# [Goal]
Reproduce the full listing below unchanged, apart from the pictures.

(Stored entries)
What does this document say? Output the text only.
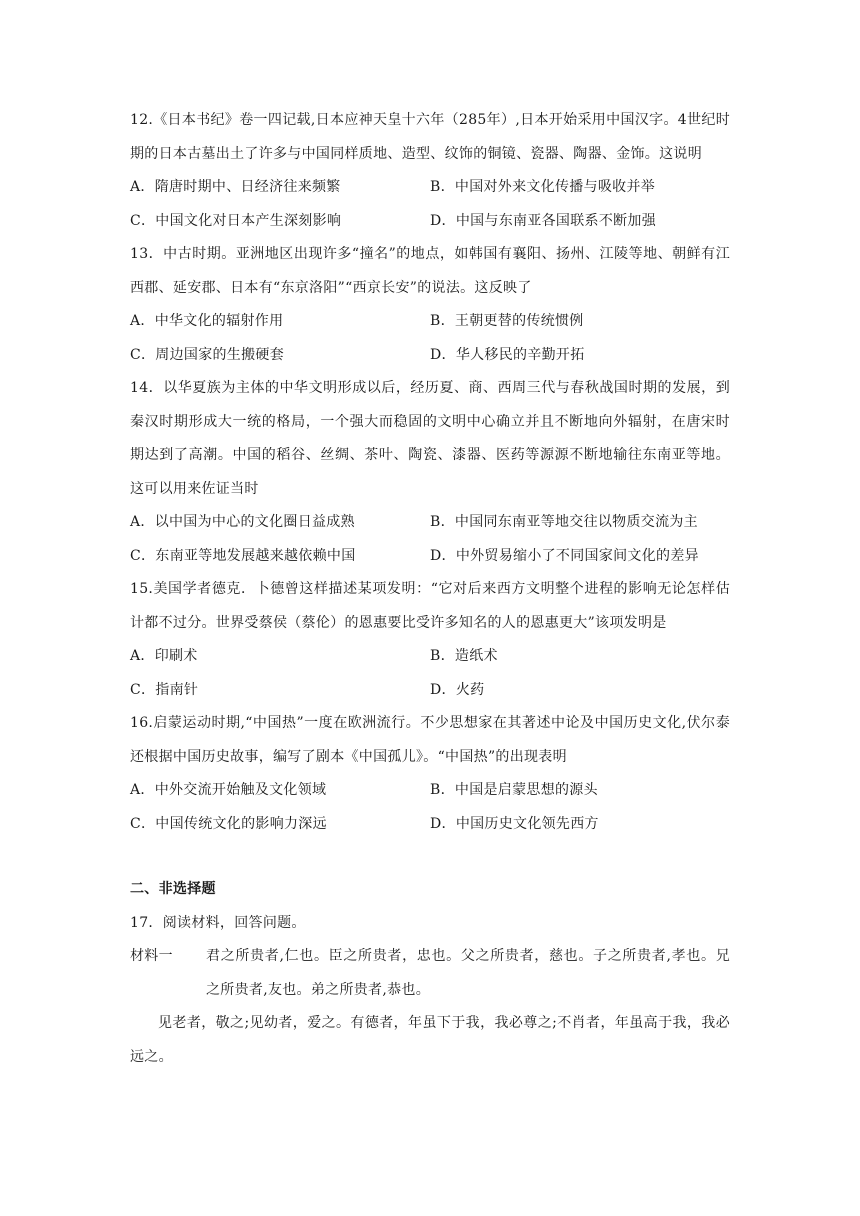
12.《日本书纪》卷一四记载,日本应神天皇十六年（285年）,日本开始采用中国汉字。4世纪时期的日本古墓出土了许多与中国同样质地、造型、纹饰的铜镜、瓷器、陶器、金饰。这说明

A．隋唐时期中、日经济往来频繁	B．中国对外来文化传播与吸收并举
C．中国文化对日本产生深刻影响	D．中国与东南亚各国联系不断加强

13．中古时期。亚洲地区出现许多“撞名”的地点，如韩国有襄阳、扬州、江陵等地、朝鲜有江西郡、延安郡、日本有“东京洛阳”“西京长安”的说法。这反映了

A．中华文化的辐射作用	B．王朝更替的传统惯例
C．周边国家的生搬硬套	D．华人移民的辛勤开拓

14．以华夏族为主体的中华文明形成以后，经历夏、商、西周三代与春秋战国时期的发展，到秦汉时期形成大一统的格局，一个强大而稳固的文明中心确立并且不断地向外辐射，在唐宋时期达到了高潮。中国的稻谷、丝绸、茶叶、陶瓷、漆器、医药等源源不断地输往东南亚等地。这可以用来佐证当时

A．以中国为中心的文化圈日益成熟	B．中国同东南亚等地交往以物质交流为主
C．东南亚等地发展越来越依赖中国	D．中外贸易缩小了不同国家间文化的差异

15.美国学者德克．卜德曾这样描述某项发明：“它对后来西方文明整个进程的影响无论怎样估计都不过分。世界受蔡侯（蔡伦）的恩惠要比受许多知名的人的恩惠更大”该项发明是

A．印刷术	B．造纸术
C．指南针	D．火药

16.启蒙运动时期,“中国热”一度在欧洲流行。不少思想家在其著述中论及中国历史文化,伏尔泰还根据中国历史故事，编写了剧本《中国孤儿》。“中国热”的出现表明

A．中外交流开始触及文化领域	B．中国是启蒙思想的源头
C．中国传统文化的影响力深远	D．中国历史文化领先西方

二、非选择题

17．阅读材料，回答问题。

材料一	君之所贵者,仁也。臣之所贵者，忠也。父之所贵者，慈也。子之所贵者,孝也。兄之所贵者,友也。弟之所贵者,恭也。

见老者，敬之;见幼者，爱之。有德者，年虽下于我，我必尊之;不肖者，年虽高于我，我必远之。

# [Full response]
What does this document say? Output the text only.
12.《日本书纪》卷一四记载,日本应神天皇十六年（285年）,日本开始采用中国汉字。4世纪时期的日本古墓出土了许多与中国同样质地、造型、纹饰的铜镜、瓷器、陶器、金饰。这说明

A．隋唐时期中、日经济往来频繁	B．中国对外来文化传播与吸收并举
C．中国文化对日本产生深刻影响	D．中国与东南亚各国联系不断加强

13．中古时期。亚洲地区出现许多“撞名”的地点，如韩国有襄阳、扬州、江陵等地、朝鲜有江西郡、延安郡、日本有“东京洛阳”“西京长安”的说法。这反映了

A．中华文化的辐射作用	B．王朝更替的传统惯例
C．周边国家的生搬硬套	D．华人移民的辛勤开拓

14．以华夏族为主体的中华文明形成以后，经历夏、商、西周三代与春秋战国时期的发展，到秦汉时期形成大一统的格局，一个强大而稳固的文明中心确立并且不断地向外辐射，在唐宋时期达到了高潮。中国的稻谷、丝绸、茶叶、陶瓷、漆器、医药等源源不断地输往东南亚等地。这可以用来佐证当时

A．以中国为中心的文化圈日益成熟	B．中国同东南亚等地交往以物质交流为主
C．东南亚等地发展越来越依赖中国	D．中外贸易缩小了不同国家间文化的差异

15.美国学者德克．卜德曾这样描述某项发明：“它对后来西方文明整个进程的影响无论怎样估计都不过分。世界受蔡侯（蔡伦）的恩惠要比受许多知名的人的恩惠更大”该项发明是

A．印刷术	B．造纸术
C．指南针	D．火药

16.启蒙运动时期,“中国热”一度在欧洲流行。不少思想家在其著述中论及中国历史文化,伏尔泰还根据中国历史故事，编写了剧本《中国孤儿》。“中国热”的出现表明

A．中外交流开始触及文化领域	B．中国是启蒙思想的源头
C．中国传统文化的影响力深远	D．中国历史文化领先西方

二、非选择题

17．阅读材料，回答问题。

材料一	君之所贵者,仁也。臣之所贵者，忠也。父之所贵者，慈也。子之所贵者,孝也。兄之所贵者,友也。弟之所贵者,恭也。

见老者，敬之;见幼者，爱之。有德者，年虽下于我，我必尊之;不肖者，年虽高于我，我必远之。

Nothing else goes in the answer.